- SET TASK -
Find every line in the records below that holds the word "JSON", and copy each one.

Start of DATA EXTRACT

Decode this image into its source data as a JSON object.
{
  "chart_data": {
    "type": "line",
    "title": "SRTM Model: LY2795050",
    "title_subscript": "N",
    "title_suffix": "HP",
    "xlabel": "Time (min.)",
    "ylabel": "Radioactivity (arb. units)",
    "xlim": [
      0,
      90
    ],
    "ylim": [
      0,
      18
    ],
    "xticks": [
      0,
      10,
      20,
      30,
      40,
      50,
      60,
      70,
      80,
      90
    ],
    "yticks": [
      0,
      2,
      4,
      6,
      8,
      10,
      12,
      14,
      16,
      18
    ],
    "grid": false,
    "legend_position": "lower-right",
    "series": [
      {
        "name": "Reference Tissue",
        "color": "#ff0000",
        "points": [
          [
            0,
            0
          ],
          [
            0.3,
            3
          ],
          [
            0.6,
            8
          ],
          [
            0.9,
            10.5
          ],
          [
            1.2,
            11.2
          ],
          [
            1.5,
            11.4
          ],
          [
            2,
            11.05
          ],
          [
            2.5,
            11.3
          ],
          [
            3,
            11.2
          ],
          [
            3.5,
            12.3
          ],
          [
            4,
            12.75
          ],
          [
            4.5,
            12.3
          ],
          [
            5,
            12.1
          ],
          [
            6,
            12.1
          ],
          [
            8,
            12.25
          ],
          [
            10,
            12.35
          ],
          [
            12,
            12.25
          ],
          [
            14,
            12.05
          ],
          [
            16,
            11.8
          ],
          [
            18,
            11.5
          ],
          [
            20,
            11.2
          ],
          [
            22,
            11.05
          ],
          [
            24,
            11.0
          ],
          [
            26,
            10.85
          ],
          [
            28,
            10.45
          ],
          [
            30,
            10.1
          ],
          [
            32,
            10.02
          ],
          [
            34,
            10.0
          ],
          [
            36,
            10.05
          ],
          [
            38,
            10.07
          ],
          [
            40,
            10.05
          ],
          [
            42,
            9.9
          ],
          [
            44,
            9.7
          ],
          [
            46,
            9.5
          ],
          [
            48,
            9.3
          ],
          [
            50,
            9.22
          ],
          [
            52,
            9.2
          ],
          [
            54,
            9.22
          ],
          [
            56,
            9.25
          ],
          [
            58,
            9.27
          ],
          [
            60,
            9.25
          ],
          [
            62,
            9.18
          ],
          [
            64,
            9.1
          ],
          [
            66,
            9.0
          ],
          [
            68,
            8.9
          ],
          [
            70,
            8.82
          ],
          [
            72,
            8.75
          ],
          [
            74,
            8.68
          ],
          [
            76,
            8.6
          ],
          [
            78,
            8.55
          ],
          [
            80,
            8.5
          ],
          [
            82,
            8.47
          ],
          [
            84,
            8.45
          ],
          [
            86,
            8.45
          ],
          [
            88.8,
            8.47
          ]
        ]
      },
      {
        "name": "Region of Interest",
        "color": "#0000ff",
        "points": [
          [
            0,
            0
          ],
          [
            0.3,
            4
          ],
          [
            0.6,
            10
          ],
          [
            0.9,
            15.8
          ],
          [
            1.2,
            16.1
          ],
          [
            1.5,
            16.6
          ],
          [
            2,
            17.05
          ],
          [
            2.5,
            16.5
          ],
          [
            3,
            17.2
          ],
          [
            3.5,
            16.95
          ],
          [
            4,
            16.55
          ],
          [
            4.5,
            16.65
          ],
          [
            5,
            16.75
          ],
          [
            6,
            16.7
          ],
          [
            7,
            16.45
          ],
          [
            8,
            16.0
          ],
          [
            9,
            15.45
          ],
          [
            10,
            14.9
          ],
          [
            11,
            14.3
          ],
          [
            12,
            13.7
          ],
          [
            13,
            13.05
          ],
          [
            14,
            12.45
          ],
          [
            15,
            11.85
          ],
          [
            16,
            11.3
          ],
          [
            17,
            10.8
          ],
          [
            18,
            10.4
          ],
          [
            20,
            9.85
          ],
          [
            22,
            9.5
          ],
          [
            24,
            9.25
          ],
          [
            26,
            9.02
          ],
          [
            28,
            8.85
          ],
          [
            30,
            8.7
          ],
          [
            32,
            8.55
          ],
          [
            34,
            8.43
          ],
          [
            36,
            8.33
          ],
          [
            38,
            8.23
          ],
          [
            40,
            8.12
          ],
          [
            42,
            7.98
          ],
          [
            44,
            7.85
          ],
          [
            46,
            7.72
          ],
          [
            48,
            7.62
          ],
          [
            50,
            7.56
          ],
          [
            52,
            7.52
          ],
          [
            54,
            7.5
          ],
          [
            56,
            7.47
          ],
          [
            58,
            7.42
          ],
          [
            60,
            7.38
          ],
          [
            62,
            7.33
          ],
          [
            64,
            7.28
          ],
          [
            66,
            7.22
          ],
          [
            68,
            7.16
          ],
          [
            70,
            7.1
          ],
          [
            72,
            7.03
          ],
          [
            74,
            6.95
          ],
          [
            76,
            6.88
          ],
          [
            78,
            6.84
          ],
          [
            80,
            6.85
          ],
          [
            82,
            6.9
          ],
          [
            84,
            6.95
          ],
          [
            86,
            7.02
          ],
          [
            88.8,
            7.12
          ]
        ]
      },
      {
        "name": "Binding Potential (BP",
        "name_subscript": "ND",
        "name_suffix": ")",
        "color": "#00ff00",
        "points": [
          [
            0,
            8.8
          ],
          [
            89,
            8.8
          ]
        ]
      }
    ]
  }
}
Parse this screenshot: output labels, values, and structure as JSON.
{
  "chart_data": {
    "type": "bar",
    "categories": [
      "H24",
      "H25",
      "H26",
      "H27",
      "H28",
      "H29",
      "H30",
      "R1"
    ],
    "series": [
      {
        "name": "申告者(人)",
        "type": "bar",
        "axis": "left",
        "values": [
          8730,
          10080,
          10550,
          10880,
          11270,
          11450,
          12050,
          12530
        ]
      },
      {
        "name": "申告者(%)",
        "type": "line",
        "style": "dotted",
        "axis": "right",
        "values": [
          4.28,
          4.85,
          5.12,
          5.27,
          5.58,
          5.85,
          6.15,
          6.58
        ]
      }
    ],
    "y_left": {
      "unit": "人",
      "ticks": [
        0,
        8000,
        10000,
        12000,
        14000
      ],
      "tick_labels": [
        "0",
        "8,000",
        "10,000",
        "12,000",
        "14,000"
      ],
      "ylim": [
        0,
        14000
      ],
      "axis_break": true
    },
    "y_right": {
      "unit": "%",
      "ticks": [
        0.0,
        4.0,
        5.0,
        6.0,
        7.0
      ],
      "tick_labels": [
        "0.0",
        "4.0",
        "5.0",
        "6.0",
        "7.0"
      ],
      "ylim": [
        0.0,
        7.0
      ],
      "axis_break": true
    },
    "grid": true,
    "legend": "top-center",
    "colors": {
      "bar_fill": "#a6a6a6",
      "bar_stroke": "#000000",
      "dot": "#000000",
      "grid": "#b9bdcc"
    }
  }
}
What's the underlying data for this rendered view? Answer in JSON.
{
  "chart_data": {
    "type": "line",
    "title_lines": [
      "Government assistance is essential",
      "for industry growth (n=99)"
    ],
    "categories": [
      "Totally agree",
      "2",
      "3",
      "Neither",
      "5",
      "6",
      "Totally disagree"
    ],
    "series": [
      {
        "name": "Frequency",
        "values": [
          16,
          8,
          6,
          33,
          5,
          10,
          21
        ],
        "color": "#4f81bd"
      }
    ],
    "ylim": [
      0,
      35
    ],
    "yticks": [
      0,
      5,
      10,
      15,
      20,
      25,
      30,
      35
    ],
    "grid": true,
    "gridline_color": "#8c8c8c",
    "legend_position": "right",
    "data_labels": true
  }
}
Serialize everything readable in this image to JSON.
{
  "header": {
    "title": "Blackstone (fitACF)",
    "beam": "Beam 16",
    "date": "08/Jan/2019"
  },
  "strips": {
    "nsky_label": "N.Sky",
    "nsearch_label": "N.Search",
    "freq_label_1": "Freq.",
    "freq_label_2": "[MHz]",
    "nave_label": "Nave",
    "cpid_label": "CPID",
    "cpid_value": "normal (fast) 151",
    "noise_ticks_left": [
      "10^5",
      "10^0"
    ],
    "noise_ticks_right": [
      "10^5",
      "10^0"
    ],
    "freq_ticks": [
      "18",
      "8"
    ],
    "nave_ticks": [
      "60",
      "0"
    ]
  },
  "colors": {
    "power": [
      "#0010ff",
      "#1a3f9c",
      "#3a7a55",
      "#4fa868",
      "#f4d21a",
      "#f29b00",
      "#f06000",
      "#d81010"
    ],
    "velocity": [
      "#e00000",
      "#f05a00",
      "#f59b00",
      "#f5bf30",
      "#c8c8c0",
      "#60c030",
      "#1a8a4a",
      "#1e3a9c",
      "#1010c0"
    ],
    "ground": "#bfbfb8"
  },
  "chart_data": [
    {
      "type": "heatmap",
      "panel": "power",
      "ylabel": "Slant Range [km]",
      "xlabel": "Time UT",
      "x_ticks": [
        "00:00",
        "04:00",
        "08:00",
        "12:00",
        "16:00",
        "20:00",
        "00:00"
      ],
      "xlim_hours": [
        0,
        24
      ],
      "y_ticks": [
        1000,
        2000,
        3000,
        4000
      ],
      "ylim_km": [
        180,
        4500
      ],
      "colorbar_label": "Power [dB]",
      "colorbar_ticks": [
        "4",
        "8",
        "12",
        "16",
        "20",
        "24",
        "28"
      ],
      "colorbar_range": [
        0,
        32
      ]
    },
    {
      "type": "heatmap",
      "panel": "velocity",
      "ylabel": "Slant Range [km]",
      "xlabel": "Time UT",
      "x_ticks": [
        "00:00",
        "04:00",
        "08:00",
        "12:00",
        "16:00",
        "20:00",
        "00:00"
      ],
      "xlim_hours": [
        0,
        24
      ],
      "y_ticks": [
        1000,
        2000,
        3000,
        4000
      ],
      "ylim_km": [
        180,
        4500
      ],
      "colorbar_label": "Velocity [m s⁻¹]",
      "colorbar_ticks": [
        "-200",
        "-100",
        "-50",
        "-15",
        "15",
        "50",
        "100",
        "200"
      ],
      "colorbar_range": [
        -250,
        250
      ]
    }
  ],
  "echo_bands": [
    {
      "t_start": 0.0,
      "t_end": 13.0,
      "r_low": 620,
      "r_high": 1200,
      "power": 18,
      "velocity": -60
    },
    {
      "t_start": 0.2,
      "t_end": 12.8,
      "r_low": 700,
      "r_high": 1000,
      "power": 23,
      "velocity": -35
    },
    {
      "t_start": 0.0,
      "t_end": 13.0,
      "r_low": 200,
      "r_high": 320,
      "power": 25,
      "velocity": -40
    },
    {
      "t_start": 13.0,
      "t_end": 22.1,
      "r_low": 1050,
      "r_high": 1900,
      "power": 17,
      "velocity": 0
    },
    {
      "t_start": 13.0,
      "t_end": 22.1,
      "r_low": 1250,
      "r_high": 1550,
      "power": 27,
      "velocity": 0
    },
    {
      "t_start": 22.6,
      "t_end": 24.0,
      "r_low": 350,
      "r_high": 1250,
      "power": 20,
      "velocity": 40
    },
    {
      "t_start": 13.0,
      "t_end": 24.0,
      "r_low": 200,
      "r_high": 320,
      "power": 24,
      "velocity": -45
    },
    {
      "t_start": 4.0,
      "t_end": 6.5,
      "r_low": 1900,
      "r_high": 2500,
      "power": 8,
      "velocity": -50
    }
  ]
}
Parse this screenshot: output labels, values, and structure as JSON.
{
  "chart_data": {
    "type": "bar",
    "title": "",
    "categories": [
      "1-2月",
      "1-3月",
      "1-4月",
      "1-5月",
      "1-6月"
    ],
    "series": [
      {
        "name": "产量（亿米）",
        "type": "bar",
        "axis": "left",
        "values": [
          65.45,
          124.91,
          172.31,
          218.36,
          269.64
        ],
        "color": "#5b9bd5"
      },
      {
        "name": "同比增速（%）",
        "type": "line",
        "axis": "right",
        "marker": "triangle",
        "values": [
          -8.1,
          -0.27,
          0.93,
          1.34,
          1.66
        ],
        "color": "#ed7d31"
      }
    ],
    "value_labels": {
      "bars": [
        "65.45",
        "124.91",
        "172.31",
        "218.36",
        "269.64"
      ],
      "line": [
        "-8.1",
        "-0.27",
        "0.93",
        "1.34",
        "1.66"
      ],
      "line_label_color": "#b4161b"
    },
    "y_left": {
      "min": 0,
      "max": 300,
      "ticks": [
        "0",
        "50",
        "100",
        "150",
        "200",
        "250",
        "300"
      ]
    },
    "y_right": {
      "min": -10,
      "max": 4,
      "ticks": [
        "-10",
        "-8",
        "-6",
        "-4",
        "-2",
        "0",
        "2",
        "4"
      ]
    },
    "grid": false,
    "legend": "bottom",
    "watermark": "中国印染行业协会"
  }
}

End of DATA EXTRACT

- TASK OUTPUT -
Decode this image into its source data as a JSON object.
Parse this screenshot: output labels, values, and structure as JSON.
What's the underlying data for this rendered view? Answer in JSON.
Serialize everything readable in this image to JSON.
Parse this screenshot: output labels, values, and structure as JSON.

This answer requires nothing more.